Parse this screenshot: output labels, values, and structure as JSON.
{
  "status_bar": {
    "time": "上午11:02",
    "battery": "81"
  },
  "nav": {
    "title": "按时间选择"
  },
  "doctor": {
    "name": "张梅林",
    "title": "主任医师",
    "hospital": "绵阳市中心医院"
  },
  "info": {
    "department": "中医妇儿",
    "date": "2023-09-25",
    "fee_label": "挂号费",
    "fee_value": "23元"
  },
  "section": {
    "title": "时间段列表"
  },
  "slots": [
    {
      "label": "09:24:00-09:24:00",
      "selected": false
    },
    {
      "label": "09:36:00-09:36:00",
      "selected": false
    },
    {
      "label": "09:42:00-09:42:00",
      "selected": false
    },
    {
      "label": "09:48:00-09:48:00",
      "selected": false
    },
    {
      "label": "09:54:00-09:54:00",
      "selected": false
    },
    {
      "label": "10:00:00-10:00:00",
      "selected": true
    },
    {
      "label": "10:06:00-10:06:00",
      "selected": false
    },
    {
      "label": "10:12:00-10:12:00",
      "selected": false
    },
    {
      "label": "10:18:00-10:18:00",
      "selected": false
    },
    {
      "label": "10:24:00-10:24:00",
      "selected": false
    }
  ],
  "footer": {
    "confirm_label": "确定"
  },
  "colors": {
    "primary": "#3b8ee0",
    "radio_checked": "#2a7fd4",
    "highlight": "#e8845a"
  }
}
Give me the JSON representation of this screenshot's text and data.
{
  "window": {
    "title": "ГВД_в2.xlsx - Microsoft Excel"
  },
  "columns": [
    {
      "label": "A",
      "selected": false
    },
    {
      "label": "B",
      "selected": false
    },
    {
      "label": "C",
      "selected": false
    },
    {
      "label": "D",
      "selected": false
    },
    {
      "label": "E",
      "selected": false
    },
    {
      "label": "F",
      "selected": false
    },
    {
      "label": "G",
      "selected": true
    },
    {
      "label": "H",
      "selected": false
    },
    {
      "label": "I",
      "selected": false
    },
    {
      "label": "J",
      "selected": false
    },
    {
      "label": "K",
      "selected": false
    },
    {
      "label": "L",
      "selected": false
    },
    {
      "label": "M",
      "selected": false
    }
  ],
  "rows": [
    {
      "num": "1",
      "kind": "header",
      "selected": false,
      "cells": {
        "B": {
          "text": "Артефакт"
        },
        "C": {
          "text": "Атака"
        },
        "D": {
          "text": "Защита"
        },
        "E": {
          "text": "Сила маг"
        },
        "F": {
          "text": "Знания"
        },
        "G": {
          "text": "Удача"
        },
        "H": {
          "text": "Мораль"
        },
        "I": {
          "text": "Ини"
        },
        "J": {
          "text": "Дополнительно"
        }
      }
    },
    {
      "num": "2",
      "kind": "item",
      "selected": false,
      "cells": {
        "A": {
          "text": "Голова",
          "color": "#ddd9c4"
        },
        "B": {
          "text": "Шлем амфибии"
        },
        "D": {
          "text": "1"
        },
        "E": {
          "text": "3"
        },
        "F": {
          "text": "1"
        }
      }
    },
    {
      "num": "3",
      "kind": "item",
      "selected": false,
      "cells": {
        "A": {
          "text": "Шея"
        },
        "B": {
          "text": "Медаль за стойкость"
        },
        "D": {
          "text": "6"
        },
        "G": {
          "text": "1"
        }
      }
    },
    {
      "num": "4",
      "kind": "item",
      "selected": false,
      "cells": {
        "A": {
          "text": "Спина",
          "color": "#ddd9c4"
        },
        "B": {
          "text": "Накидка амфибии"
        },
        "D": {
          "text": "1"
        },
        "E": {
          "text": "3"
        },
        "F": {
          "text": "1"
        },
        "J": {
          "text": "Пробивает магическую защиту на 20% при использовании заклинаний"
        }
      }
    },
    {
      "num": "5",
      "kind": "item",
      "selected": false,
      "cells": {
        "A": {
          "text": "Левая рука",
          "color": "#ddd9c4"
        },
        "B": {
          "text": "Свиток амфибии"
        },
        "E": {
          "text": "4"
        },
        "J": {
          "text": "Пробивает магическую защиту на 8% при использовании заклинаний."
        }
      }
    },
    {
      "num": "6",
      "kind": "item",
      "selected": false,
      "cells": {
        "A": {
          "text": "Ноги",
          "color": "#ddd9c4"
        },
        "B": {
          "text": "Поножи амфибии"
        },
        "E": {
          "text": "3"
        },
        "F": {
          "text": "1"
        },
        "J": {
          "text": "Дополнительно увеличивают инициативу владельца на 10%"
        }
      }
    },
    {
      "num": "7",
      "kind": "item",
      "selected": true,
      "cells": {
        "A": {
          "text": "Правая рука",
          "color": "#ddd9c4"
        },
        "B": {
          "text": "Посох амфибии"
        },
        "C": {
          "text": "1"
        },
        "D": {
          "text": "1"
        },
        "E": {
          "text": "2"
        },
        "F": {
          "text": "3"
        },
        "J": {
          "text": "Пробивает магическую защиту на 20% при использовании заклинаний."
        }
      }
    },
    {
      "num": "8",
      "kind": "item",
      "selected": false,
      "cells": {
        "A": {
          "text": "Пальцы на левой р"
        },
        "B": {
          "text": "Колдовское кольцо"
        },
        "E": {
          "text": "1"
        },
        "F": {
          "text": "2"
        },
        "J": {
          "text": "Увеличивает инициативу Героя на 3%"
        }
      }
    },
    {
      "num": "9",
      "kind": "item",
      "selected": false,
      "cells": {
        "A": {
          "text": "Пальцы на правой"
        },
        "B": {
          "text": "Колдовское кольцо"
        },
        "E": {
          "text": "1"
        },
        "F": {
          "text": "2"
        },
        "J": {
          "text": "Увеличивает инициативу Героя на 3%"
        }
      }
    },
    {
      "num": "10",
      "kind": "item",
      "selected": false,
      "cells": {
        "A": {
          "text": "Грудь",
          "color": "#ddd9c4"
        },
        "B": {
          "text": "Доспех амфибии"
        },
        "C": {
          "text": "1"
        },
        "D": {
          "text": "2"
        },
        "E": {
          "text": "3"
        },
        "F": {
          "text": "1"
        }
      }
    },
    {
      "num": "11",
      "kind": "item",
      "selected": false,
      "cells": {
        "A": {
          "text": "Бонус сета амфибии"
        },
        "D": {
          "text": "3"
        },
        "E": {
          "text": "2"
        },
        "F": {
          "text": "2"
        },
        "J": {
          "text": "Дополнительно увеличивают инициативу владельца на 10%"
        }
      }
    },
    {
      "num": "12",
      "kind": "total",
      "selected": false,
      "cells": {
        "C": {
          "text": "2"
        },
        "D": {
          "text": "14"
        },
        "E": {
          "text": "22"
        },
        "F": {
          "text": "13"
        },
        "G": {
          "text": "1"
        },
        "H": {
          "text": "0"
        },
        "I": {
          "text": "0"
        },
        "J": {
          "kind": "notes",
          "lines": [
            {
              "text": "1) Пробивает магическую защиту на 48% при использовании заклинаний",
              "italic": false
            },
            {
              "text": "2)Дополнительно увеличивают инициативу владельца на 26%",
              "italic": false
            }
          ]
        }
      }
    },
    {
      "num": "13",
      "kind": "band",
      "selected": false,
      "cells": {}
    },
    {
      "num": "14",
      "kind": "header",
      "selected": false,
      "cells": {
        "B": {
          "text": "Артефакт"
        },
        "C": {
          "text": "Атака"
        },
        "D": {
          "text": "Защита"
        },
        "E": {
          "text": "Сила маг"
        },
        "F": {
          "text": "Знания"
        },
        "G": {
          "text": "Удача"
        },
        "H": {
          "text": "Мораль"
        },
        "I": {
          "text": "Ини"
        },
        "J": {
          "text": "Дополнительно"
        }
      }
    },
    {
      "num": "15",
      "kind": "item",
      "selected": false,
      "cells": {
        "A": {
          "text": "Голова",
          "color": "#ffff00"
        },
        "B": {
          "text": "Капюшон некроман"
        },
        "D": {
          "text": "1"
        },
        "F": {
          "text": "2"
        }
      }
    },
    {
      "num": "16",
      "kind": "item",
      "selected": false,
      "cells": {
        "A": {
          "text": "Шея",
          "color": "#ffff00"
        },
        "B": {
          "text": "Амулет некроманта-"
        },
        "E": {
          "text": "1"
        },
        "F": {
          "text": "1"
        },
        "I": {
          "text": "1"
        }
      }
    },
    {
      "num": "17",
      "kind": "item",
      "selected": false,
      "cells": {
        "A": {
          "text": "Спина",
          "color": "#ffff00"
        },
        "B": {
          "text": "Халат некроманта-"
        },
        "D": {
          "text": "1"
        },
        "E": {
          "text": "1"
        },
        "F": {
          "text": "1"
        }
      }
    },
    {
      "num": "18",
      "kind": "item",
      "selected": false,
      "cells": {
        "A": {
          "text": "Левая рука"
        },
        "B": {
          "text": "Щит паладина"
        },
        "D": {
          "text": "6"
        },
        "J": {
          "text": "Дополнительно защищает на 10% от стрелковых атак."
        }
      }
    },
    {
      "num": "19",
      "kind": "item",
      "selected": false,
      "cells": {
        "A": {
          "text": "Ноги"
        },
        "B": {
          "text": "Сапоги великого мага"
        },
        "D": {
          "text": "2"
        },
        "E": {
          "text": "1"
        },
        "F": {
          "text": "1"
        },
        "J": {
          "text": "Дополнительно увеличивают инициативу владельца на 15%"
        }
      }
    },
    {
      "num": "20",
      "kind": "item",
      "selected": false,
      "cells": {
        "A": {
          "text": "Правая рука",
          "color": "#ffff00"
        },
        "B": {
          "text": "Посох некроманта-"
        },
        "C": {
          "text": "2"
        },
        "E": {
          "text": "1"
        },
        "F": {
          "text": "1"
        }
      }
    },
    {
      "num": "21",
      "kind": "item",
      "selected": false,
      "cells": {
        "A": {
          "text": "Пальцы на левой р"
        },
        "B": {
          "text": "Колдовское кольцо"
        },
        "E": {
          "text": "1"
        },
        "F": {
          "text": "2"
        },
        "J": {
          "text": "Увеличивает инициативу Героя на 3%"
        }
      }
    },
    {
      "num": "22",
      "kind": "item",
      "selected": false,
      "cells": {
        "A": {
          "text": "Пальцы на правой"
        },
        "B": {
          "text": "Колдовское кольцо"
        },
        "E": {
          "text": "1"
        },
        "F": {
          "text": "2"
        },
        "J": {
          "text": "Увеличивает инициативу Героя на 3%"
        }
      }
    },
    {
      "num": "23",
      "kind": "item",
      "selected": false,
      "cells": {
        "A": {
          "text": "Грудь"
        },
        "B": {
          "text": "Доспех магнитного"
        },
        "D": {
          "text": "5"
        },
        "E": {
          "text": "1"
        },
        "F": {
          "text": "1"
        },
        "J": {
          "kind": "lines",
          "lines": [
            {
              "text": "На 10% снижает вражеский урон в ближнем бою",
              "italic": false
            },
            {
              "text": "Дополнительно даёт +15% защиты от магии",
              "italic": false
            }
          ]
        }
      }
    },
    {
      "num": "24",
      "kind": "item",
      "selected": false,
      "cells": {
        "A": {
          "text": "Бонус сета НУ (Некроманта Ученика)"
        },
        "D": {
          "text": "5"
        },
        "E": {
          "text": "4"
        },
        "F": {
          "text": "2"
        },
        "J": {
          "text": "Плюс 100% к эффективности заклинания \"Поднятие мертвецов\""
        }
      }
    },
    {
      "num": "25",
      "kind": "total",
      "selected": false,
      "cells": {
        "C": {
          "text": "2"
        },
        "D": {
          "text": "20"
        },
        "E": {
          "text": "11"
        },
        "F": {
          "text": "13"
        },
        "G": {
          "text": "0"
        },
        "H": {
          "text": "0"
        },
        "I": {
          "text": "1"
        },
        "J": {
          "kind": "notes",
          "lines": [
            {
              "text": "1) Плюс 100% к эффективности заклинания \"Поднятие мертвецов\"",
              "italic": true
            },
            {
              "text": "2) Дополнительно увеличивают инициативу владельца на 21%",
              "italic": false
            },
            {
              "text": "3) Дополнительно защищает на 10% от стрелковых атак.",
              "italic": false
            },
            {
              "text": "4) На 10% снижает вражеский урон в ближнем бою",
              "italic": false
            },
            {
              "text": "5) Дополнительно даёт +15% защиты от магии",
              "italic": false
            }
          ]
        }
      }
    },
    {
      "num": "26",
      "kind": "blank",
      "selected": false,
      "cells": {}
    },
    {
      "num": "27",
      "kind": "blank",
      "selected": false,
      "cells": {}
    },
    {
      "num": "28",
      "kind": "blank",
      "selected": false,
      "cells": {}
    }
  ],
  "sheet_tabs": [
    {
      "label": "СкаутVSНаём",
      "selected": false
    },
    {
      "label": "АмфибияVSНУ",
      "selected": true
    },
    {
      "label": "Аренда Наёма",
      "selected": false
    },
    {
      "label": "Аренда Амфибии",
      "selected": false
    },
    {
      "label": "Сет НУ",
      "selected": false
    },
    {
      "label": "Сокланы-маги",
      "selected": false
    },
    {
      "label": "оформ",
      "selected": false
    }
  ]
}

____________________

Given instruction. Find each line in the records holding the string "мертвецов" and show it.

Exercise answer.
          "text": "Плюс 100% к эффективности заклинания \"Поднятие мертвецов\""
              "text": "1) Плюс 100% к эффективности заклинания \"Поднятие мертвецов\"",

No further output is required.